● The request:
Show every line of the records below that contains the word "icon".

● Records for the task:
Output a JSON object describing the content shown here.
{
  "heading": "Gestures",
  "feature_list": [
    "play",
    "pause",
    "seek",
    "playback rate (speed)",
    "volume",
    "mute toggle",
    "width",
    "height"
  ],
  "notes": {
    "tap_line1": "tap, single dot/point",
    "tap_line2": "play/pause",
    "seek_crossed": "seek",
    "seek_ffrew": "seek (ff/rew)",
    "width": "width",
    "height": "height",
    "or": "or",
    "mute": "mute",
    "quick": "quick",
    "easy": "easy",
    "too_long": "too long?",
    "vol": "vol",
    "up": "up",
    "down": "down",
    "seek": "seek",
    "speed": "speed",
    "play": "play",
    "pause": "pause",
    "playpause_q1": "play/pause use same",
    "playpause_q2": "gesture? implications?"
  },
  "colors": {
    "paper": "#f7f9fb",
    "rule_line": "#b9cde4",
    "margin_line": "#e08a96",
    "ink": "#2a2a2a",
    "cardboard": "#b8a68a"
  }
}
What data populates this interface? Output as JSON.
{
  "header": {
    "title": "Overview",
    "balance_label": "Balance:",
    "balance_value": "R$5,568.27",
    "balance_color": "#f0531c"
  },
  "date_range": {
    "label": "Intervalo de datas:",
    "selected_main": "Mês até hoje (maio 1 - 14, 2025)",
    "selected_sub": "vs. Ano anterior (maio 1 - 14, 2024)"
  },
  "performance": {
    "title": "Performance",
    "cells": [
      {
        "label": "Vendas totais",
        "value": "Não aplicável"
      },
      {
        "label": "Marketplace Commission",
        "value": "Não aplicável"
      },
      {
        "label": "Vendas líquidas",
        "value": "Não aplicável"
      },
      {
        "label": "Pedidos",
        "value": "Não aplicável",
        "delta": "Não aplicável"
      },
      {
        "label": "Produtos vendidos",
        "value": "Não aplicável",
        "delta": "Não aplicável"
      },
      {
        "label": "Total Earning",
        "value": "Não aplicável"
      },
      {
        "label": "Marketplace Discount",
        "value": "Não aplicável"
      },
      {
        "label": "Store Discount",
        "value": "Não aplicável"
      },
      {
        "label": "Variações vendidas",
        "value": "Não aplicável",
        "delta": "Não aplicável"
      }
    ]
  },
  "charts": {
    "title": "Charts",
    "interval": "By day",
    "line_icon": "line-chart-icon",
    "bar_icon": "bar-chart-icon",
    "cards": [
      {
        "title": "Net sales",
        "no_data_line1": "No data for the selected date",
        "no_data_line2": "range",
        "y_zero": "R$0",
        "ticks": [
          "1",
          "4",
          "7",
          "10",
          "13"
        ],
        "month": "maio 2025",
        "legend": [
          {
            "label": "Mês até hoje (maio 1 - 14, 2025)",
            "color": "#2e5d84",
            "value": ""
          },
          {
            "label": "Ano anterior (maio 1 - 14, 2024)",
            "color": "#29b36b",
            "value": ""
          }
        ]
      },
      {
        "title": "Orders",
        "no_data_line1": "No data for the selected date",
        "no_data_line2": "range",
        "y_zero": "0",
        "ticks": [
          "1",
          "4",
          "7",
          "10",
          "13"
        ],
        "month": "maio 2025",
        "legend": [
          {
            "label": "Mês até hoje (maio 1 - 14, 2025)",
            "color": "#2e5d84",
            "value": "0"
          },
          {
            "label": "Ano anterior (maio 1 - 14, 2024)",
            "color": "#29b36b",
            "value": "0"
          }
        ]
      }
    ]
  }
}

● Solved exercise:
    "line_icon": "line-chart-icon",
    "bar_icon": "bar-chart-icon",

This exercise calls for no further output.